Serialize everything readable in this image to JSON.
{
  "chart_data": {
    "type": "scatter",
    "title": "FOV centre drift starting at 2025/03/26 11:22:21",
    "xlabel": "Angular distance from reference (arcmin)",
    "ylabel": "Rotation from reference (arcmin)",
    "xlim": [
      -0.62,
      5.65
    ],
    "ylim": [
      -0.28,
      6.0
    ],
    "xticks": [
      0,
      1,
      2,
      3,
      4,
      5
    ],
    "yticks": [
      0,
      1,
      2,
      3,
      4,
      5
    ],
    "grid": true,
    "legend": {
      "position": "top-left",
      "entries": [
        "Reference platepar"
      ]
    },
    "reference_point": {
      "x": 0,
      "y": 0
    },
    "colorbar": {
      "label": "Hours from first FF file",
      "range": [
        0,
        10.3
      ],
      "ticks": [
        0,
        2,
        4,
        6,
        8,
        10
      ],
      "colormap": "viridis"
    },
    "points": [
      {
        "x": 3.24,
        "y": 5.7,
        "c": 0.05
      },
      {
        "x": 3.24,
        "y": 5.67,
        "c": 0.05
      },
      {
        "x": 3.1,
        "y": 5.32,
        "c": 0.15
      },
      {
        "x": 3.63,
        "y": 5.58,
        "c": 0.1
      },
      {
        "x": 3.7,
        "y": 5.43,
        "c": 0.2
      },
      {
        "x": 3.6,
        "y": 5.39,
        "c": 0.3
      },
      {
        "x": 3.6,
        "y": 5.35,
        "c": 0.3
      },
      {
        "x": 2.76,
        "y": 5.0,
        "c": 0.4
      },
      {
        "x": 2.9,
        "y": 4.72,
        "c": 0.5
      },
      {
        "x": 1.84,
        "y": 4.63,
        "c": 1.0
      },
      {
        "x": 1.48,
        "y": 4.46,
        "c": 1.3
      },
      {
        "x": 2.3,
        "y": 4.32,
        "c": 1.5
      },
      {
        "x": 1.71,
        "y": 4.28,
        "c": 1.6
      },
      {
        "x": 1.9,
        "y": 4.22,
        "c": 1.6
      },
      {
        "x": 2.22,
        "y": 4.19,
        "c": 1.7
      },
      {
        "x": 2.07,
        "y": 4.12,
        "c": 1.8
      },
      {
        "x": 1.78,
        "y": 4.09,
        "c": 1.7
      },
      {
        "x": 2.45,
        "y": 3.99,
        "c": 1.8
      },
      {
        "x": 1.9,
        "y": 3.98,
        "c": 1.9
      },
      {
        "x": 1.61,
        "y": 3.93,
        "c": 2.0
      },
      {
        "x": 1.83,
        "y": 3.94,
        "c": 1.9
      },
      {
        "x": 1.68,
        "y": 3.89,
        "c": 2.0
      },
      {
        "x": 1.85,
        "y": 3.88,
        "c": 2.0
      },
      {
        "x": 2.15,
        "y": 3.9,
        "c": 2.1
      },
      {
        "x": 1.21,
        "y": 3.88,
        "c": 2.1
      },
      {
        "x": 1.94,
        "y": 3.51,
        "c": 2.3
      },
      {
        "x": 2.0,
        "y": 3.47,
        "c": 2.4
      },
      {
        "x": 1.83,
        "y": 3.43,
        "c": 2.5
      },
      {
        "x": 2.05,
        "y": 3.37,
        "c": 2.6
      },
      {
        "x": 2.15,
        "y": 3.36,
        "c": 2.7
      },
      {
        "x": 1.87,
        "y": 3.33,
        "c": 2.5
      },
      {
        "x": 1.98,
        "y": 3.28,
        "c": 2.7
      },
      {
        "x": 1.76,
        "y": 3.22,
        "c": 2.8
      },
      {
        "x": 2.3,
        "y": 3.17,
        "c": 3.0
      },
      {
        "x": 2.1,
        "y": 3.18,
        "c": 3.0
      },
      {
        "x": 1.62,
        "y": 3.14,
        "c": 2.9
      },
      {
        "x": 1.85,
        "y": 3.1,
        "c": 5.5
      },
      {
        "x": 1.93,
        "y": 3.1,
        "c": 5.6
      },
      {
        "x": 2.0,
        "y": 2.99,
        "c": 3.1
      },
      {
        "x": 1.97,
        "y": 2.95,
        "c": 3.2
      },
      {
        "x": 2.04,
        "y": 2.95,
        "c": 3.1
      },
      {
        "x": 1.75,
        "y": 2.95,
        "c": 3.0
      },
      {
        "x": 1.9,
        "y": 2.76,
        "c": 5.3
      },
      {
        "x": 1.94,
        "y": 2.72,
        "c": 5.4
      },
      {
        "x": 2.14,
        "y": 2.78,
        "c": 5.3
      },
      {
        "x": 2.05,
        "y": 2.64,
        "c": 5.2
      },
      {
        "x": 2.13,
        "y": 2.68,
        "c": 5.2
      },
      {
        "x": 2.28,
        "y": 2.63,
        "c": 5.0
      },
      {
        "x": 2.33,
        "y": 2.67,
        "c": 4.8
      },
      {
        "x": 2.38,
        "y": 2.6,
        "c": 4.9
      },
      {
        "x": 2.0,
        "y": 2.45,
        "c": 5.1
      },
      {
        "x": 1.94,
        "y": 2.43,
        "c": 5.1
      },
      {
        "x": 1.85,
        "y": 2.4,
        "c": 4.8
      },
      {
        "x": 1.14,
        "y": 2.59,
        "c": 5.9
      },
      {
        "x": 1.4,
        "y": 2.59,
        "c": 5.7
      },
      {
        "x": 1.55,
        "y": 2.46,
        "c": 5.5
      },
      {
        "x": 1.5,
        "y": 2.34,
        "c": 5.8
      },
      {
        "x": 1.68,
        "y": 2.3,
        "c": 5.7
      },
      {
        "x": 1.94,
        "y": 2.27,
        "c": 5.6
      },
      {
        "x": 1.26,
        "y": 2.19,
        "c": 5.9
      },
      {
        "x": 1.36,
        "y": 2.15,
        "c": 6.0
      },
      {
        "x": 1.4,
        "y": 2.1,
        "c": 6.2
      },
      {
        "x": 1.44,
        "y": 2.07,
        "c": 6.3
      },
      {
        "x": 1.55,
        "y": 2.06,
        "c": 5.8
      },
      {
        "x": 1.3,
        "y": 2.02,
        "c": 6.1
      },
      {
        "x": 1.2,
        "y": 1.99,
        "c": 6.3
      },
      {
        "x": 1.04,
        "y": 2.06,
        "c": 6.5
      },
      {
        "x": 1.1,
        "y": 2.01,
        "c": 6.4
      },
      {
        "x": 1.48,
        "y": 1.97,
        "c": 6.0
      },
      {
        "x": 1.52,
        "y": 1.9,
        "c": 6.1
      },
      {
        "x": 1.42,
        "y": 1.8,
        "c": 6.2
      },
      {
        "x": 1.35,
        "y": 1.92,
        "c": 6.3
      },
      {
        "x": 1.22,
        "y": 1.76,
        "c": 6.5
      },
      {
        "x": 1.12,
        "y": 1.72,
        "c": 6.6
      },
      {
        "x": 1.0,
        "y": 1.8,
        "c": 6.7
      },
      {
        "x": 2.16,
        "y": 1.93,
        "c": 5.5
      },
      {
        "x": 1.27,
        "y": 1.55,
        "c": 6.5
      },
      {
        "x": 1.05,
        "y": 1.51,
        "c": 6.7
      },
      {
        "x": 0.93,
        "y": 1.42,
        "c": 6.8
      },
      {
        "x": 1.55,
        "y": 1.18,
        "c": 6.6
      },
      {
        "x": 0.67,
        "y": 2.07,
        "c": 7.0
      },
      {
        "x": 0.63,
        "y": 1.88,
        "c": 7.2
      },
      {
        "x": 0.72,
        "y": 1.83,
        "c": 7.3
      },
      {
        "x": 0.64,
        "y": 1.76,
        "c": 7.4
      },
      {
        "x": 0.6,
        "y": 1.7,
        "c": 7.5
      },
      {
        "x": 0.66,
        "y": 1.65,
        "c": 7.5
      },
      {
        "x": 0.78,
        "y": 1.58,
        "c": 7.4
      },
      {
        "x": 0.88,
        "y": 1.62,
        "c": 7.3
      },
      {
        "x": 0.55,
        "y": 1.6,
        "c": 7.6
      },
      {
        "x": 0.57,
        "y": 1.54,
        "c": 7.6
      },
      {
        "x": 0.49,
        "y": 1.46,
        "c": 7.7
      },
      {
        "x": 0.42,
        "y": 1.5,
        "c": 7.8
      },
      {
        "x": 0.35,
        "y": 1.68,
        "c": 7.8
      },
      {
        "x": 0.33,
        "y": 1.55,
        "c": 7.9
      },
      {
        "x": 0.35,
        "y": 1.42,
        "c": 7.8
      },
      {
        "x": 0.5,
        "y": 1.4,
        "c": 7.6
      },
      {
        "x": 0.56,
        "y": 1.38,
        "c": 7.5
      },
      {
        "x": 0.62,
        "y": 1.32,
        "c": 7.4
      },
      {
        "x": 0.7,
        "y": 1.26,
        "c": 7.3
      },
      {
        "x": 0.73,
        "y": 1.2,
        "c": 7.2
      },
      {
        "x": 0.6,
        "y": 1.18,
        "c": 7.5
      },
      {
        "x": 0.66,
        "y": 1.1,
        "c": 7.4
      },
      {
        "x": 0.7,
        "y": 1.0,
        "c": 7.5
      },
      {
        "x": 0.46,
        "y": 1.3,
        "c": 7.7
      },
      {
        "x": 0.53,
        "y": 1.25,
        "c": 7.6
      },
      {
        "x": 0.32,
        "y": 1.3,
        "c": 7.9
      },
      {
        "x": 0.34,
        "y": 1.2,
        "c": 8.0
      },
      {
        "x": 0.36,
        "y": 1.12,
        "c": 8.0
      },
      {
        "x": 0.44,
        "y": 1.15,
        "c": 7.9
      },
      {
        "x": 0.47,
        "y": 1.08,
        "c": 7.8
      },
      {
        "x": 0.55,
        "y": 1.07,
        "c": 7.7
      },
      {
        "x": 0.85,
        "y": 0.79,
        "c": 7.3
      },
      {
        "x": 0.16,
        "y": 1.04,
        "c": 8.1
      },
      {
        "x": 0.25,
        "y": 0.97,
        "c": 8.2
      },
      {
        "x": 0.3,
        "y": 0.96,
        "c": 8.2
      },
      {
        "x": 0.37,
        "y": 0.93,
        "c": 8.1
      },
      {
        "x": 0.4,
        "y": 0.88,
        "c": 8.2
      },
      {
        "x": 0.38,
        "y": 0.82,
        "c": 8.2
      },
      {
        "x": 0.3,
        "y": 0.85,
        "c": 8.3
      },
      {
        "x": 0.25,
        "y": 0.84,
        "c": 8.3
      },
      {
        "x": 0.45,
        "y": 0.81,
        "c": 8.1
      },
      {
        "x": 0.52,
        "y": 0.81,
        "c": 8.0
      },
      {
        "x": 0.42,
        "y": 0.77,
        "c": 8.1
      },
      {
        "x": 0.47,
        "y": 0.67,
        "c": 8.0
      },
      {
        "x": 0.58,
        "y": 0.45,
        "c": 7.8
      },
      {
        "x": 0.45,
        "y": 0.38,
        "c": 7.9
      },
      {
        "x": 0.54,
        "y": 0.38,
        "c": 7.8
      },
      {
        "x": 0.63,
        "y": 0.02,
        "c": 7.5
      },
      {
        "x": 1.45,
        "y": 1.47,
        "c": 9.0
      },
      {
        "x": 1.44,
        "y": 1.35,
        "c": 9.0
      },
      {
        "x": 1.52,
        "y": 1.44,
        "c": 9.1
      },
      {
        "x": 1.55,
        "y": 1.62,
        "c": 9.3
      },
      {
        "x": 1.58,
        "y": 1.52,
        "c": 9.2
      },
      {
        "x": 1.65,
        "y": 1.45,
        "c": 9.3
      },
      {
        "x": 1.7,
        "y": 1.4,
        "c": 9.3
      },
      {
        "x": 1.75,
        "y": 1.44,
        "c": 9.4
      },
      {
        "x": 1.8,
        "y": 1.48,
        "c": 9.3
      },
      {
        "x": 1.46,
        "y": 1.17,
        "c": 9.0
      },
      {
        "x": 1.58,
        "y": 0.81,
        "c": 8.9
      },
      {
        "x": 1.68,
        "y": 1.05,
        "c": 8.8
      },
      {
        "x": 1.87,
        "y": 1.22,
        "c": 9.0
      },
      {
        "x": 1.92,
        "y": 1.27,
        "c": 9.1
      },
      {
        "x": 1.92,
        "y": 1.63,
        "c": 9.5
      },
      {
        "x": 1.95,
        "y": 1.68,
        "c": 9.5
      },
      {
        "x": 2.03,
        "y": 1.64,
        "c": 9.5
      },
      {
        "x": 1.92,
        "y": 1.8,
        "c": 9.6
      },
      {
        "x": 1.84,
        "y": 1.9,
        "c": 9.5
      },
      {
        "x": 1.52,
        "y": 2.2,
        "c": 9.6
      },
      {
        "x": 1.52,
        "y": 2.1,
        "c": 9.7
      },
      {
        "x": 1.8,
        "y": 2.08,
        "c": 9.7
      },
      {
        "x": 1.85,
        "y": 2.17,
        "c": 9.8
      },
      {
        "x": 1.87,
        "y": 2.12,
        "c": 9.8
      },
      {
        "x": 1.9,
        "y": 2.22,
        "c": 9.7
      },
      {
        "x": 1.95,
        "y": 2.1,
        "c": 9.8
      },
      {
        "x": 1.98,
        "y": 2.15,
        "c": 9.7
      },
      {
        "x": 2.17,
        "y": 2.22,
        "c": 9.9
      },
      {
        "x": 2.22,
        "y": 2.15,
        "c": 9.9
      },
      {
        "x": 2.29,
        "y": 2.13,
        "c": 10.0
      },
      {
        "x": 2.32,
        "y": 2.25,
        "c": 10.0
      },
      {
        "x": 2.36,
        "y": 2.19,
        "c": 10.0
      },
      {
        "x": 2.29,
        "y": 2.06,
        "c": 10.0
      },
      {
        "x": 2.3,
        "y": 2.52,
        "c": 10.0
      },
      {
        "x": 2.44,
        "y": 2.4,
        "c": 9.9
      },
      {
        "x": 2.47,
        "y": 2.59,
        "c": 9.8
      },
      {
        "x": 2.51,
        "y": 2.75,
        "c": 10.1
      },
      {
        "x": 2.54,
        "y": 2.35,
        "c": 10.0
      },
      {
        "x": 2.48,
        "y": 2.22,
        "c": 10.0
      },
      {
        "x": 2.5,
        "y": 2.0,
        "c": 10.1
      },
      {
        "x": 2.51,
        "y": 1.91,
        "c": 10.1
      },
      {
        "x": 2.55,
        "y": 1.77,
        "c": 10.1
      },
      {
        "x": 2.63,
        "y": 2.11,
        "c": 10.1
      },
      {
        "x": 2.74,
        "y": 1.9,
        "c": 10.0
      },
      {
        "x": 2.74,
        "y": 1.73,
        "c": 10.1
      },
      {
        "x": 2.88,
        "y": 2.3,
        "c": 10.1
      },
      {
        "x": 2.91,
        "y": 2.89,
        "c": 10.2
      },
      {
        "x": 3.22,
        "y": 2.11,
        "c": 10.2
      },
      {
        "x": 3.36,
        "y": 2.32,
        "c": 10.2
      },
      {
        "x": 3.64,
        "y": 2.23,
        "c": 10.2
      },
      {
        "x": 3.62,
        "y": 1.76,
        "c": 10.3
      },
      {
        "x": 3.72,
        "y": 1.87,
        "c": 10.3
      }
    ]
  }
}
--------------------------------------------------
> OBJECTIVE
Within the data above, pick out all lines holding the word "from".

> FINISHED ANSWER
    "xlabel": "Angular distance from reference (arcmin)",
    "ylabel": "Rotation from reference (arcmin)",
      "label": "Hours from first FF file",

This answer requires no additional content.